> REQUIRED TASK
Your answer should be a single number: the count of lines that hold the word "Animators".

(Data excerpts)

-- -- --

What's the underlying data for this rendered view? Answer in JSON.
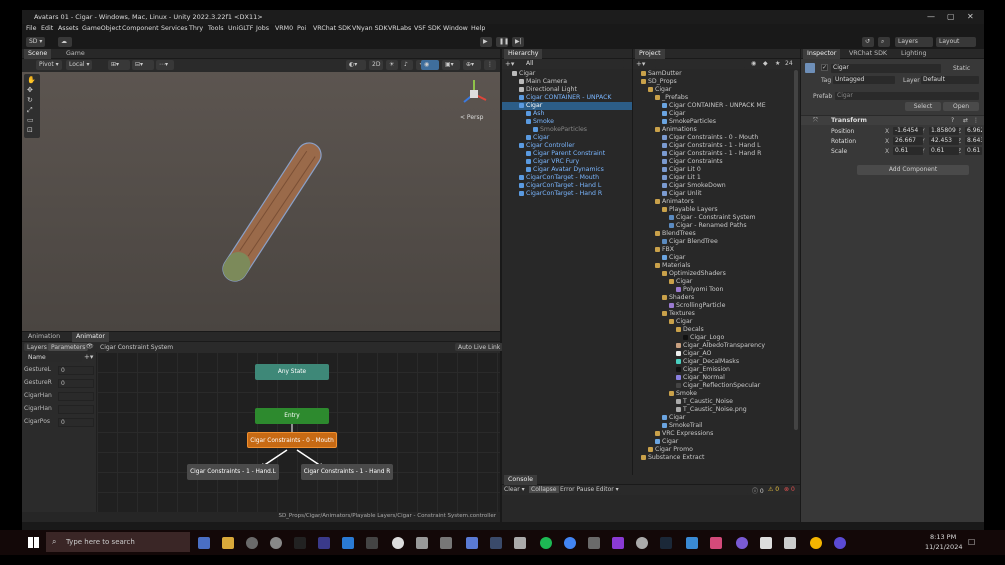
{
  "window": {
    "title": "Avatars 01 - Cigar - Windows, Mac, Linux - Unity 2022.3.22f1 <DX11>",
    "min": "—",
    "max": "▢",
    "close": "✕"
  },
  "menu": [
    "File",
    "Edit",
    "Assets",
    "GameObject",
    "Component",
    "Services",
    "Thry",
    "Tools",
    "UniGLTF",
    "Jobs",
    "VRM0",
    "Poi",
    "VRChat SDK",
    "VNyan SDK",
    "VRLabs",
    "VSF SDK",
    "Window",
    "Help"
  ],
  "toolbar": {
    "account": "SD ▾",
    "layers": "Layers",
    "layout": "Layout"
  },
  "scene": {
    "tabs": [
      "Scene",
      "Game"
    ],
    "pivot": "Pivot ▾",
    "local": "Local ▾",
    "mode2d": "2D",
    "persp": "< Persp"
  },
  "animator": {
    "tabs": [
      "Animation",
      "Animator"
    ],
    "sub": [
      "Layers",
      "Parameters"
    ],
    "title": "Cigar Constraint System",
    "autolive": "Auto Live Link",
    "search": "Name",
    "params": [
      {
        "name": "GestureL",
        "value": "0"
      },
      {
        "name": "GestureR",
        "value": "0"
      },
      {
        "name": "CigarHan",
        "value": ""
      },
      {
        "name": "CigarHan",
        "value": ""
      },
      {
        "name": "CigarPos",
        "value": "0"
      }
    ],
    "nodes": {
      "any": "Any State",
      "entry": "Entry",
      "default": "Cigar Constraints - 0 - Mouth",
      "left": "Cigar Constraints - 1 - Hand.L",
      "right": "Cigar Constraints - 1 - Hand R"
    },
    "path": "SD_Props/Cigar/Animators/Playable Layers/Cigar - Constraint System.controller"
  },
  "hierarchy": {
    "tab": "Hierarchy",
    "search": "All",
    "items": [
      {
        "t": "Cigar",
        "d": 0,
        "c": "w"
      },
      {
        "t": "Main Camera",
        "d": 1,
        "c": "w"
      },
      {
        "t": "Directional Light",
        "d": 1,
        "c": "w"
      },
      {
        "t": "Cigar CONTAINER - UNPACK",
        "d": 1,
        "c": "b"
      },
      {
        "t": "Cigar",
        "d": 1,
        "c": "s"
      },
      {
        "t": "Ash",
        "d": 2,
        "c": "b"
      },
      {
        "t": "Smoke",
        "d": 2,
        "c": "b"
      },
      {
        "t": "SmokeParticles",
        "d": 3,
        "c": "g"
      },
      {
        "t": "Cigar",
        "d": 2,
        "c": "b"
      },
      {
        "t": "Cigar Controller",
        "d": 1,
        "c": "b"
      },
      {
        "t": "Cigar Parent Constraint",
        "d": 2,
        "c": "b"
      },
      {
        "t": "Cigar VRC Fury",
        "d": 2,
        "c": "b"
      },
      {
        "t": "Cigar Avatar Dynamics",
        "d": 2,
        "c": "b"
      },
      {
        "t": "CigarConTarget - Mouth",
        "d": 1,
        "c": "b"
      },
      {
        "t": "CigarConTarget - Hand L",
        "d": 1,
        "c": "b"
      },
      {
        "t": "CigarConTarget - Hand R",
        "d": 1,
        "c": "b"
      }
    ]
  },
  "project": {
    "tab": "Project",
    "count": "24",
    "items": [
      {
        "t": "SamDutter",
        "d": 0,
        "i": "f"
      },
      {
        "t": "SD_Props",
        "d": 0,
        "i": "f"
      },
      {
        "t": "Cigar",
        "d": 1,
        "i": "f"
      },
      {
        "t": "_Prefabs",
        "d": 2,
        "i": "f"
      },
      {
        "t": "Cigar CONTAINER - UNPACK ME",
        "d": 3,
        "i": "p"
      },
      {
        "t": "Cigar",
        "d": 3,
        "i": "p"
      },
      {
        "t": "SmokeParticles",
        "d": 3,
        "i": "p"
      },
      {
        "t": "Animations",
        "d": 2,
        "i": "f"
      },
      {
        "t": "Cigar Constraints - 0 - Mouth",
        "d": 3,
        "i": "a"
      },
      {
        "t": "Cigar Constraints - 1 - Hand L",
        "d": 3,
        "i": "a"
      },
      {
        "t": "Cigar Constraints - 1 - Hand R",
        "d": 3,
        "i": "a"
      },
      {
        "t": "Cigar Constraints",
        "d": 3,
        "i": "a"
      },
      {
        "t": "Cigar Lit 0",
        "d": 3,
        "i": "a"
      },
      {
        "t": "Cigar Lit 1",
        "d": 3,
        "i": "a"
      },
      {
        "t": "Cigar SmokeDown",
        "d": 3,
        "i": "a"
      },
      {
        "t": "Cigar Unlit",
        "d": 3,
        "i": "a"
      },
      {
        "t": "Animators",
        "d": 2,
        "i": "f"
      },
      {
        "t": "Playable Layers",
        "d": 3,
        "i": "f"
      },
      {
        "t": "Cigar - Constraint System",
        "d": 4,
        "i": "c"
      },
      {
        "t": "Cigar - Renamed Paths",
        "d": 4,
        "i": "c"
      },
      {
        "t": "BlendTrees",
        "d": 2,
        "i": "f"
      },
      {
        "t": "Cigar BlendTree",
        "d": 3,
        "i": "c"
      },
      {
        "t": "FBX",
        "d": 2,
        "i": "f"
      },
      {
        "t": "Cigar",
        "d": 3,
        "i": "p"
      },
      {
        "t": "Materials",
        "d": 2,
        "i": "f"
      },
      {
        "t": "OptimizedShaders",
        "d": 3,
        "i": "f"
      },
      {
        "t": "Cigar",
        "d": 4,
        "i": "f"
      },
      {
        "t": "Polyomi Toon",
        "d": 5,
        "i": "s"
      },
      {
        "t": "Shaders",
        "d": 3,
        "i": "f"
      },
      {
        "t": "ScrollingParticle",
        "d": 4,
        "i": "s"
      },
      {
        "t": "Textures",
        "d": 3,
        "i": "f"
      },
      {
        "t": "Cigar",
        "d": 4,
        "i": "f"
      },
      {
        "t": "Decals",
        "d": 5,
        "i": "f"
      },
      {
        "t": "Cigar_Logo",
        "d": 6,
        "i": "k"
      },
      {
        "t": "Cigar_AlbedoTransparency",
        "d": 5,
        "i": "o"
      },
      {
        "t": "Cigar_AO",
        "d": 5,
        "i": "w"
      },
      {
        "t": "Cigar_DecalMasks",
        "d": 5,
        "i": "t"
      },
      {
        "t": "Cigar_Emission",
        "d": 5,
        "i": "k"
      },
      {
        "t": "Cigar_Normal",
        "d": 5,
        "i": "n"
      },
      {
        "t": "Cigar_ReflectionSpecular",
        "d": 5,
        "i": "r"
      },
      {
        "t": "Smoke",
        "d": 4,
        "i": "f"
      },
      {
        "t": "T_Caustic_Noise",
        "d": 5,
        "i": "m"
      },
      {
        "t": "T_Caustic_Noise.png",
        "d": 5,
        "i": "m"
      },
      {
        "t": "Cigar",
        "d": 3,
        "i": "p"
      },
      {
        "t": "SmokeTrail",
        "d": 3,
        "i": "p"
      },
      {
        "t": "VRC Expressions",
        "d": 2,
        "i": "f"
      },
      {
        "t": "Cigar",
        "d": 2,
        "i": "p"
      },
      {
        "t": "Cigar Promo",
        "d": 1,
        "i": "f"
      },
      {
        "t": "Substance Extract",
        "d": 0,
        "i": "f"
      }
    ]
  },
  "inspector": {
    "tabs": [
      "Inspector",
      "VRChat SDK",
      "Lighting"
    ],
    "name": "Cigar",
    "static": "Static",
    "tag_label": "Tag",
    "tag": "Untagged",
    "layer_label": "Layer",
    "layer": "Default",
    "prefab_label": "Prefab",
    "prefab": "Cigar",
    "select": "Select",
    "open": "Open",
    "transform": "Transform",
    "rows": [
      {
        "label": "Position",
        "x": "-1.6454",
        "y": "1.85809",
        "z": "6.96257"
      },
      {
        "label": "Rotation",
        "x": "26.667",
        "y": "42.453",
        "z": "8.643"
      },
      {
        "label": "Scale",
        "x": "0.61",
        "y": "0.61",
        "z": "0.61"
      }
    ],
    "add": "Add Component"
  },
  "console": {
    "tab": "Console",
    "clear": "Clear ▾",
    "collapse": "Collapse",
    "errorpause": "Error Pause",
    "editor": "Editor ▾",
    "c1": "0",
    "c2": "0",
    "c3": "0"
  },
  "taskbar": {
    "search": "Type here to search",
    "time": "8:13 PM",
    "date": "11/21/2024"
  }
}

-- -- --

> ANSWER BELOW
2